-- Short problem --
Select every line containing the word "corregir" from the material, and copy those lines.
---*---
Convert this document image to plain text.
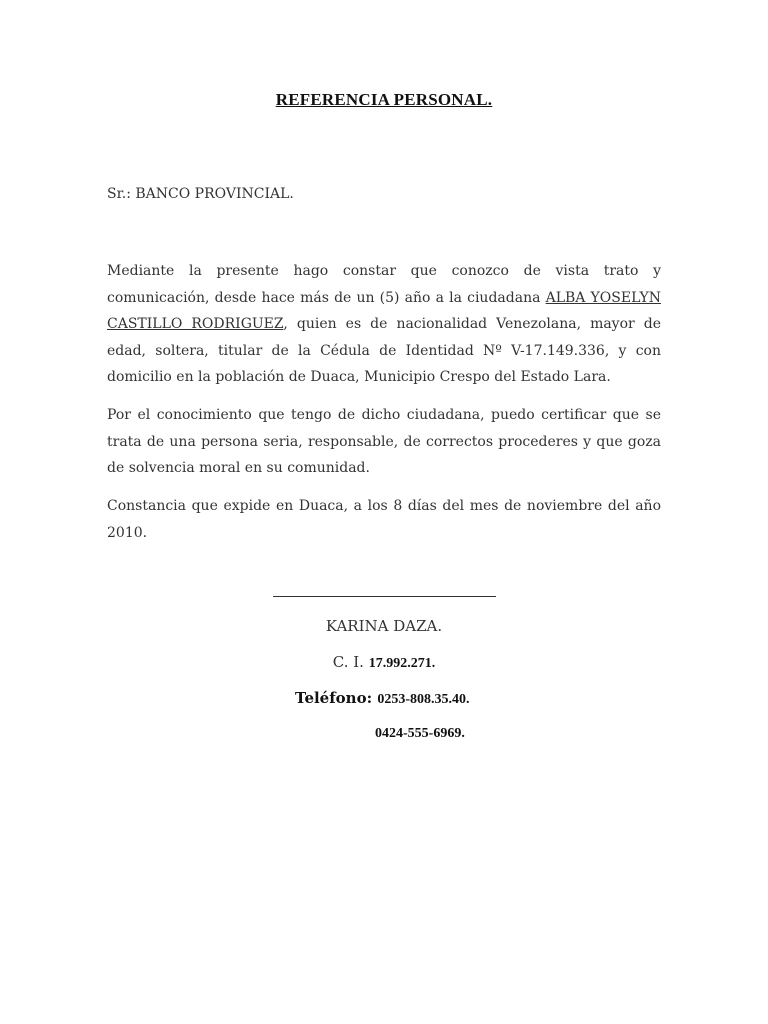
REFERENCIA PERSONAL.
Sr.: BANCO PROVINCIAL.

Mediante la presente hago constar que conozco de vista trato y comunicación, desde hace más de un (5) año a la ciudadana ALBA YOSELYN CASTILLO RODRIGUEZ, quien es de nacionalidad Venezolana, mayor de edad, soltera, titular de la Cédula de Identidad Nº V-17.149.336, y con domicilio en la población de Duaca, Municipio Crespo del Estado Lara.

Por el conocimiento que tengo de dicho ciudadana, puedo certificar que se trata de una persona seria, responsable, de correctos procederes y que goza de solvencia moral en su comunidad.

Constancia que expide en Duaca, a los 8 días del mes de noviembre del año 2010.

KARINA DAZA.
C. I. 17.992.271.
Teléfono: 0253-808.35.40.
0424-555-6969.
---*---
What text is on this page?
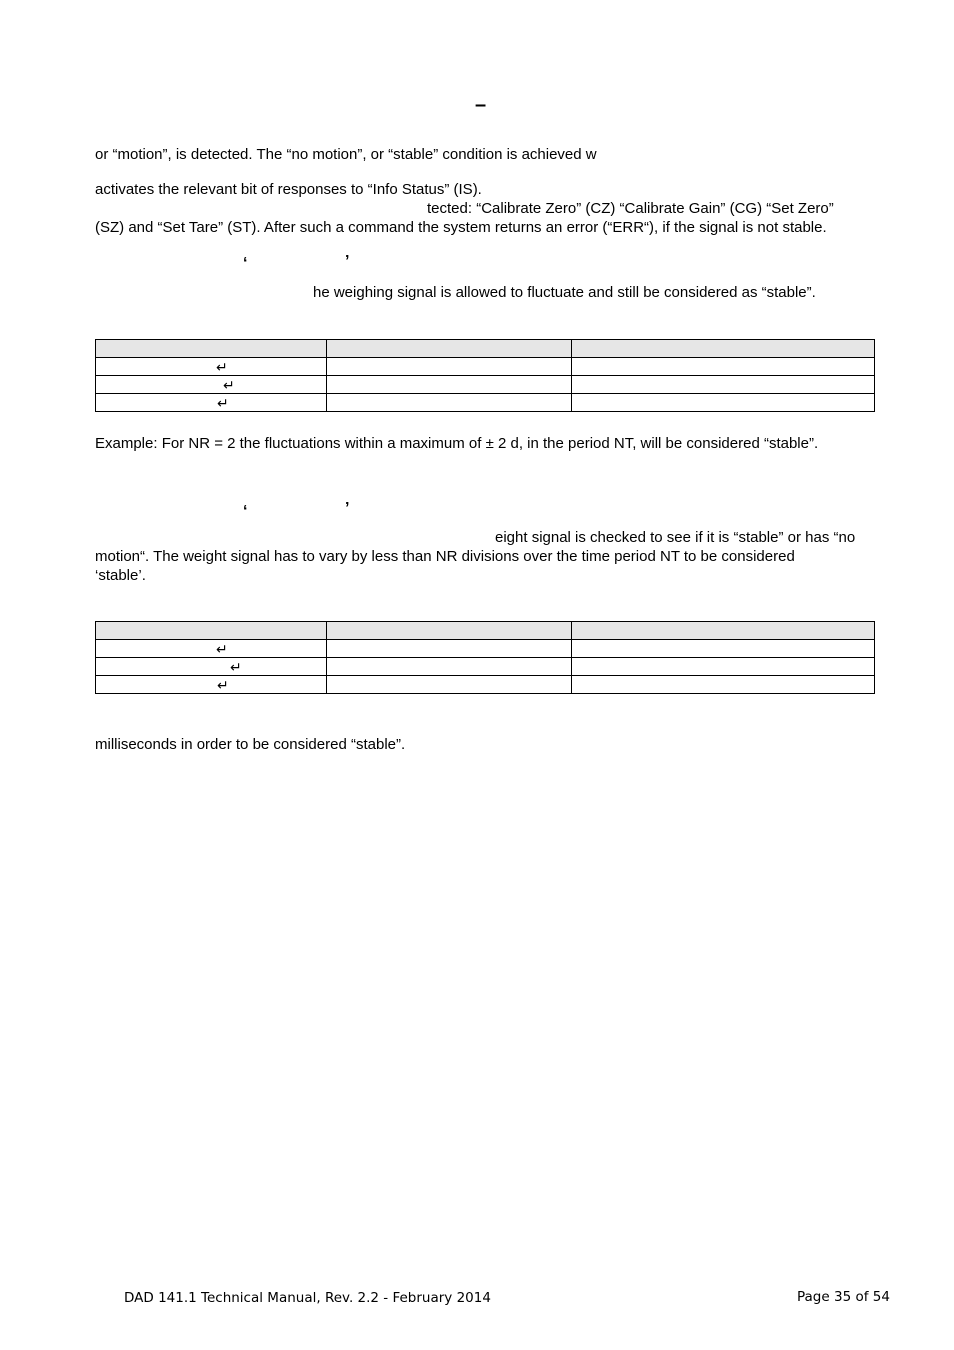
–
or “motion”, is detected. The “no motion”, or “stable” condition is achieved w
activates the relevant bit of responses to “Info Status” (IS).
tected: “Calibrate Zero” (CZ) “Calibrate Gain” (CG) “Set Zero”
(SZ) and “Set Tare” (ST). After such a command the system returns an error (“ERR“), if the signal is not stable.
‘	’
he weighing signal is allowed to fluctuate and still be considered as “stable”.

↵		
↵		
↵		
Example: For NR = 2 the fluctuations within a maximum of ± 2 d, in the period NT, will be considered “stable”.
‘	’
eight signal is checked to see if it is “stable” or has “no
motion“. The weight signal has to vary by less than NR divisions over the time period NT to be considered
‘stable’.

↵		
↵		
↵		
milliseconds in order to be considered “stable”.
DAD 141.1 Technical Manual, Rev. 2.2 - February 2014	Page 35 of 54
---*---
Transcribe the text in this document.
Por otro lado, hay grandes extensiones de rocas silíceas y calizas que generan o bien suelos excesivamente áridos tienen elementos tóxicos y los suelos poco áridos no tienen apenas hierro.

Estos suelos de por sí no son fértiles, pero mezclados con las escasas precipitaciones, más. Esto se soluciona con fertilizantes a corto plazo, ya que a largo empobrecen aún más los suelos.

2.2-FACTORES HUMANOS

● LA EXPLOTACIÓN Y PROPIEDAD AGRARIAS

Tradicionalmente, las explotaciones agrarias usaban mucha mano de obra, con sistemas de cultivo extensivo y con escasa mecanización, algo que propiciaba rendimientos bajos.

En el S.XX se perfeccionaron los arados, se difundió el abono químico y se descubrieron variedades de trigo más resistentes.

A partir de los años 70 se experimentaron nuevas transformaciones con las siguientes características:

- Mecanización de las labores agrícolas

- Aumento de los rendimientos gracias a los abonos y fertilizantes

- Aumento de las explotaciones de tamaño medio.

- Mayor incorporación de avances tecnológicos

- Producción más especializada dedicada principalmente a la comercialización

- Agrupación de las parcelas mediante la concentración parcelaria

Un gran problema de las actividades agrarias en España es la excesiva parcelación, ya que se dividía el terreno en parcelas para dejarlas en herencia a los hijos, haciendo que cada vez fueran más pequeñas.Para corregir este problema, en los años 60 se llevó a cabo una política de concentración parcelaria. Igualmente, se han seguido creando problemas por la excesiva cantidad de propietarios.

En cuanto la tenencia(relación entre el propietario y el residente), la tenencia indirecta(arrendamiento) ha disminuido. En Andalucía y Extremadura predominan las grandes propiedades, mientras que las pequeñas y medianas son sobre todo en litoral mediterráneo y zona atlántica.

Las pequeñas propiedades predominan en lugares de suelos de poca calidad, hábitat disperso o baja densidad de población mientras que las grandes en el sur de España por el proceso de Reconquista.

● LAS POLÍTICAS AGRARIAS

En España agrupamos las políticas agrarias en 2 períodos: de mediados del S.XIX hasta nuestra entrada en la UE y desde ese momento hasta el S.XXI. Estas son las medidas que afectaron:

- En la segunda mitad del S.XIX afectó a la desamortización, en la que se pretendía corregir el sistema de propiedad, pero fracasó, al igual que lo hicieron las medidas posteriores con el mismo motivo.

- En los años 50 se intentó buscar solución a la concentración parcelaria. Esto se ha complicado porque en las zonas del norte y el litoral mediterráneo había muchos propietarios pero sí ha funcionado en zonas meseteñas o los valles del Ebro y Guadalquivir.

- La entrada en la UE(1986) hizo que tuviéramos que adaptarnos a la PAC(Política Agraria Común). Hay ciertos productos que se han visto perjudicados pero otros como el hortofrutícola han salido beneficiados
---*---
-- Solution for this task --
Un gran problema de las actividades agrarias en España es la excesiva parcelación, ya que se dividía el terreno en parcelas para dejarlas en herencia a los hijos, haciendo que cada vez fueran más pequeñas.Para corregir este problema, en los años 60 se llevó a cabo una política de concentración parcelaria. Igualmente, se han seguido creando problemas por la excesiva cantidad de propietarios.
- En la segunda mitad del S.XIX afectó a la desamortización, en la que se pretendía corregir el sistema de propiedad, pero fracasó, al igual que lo hicieron las medidas posteriores con el mismo motivo.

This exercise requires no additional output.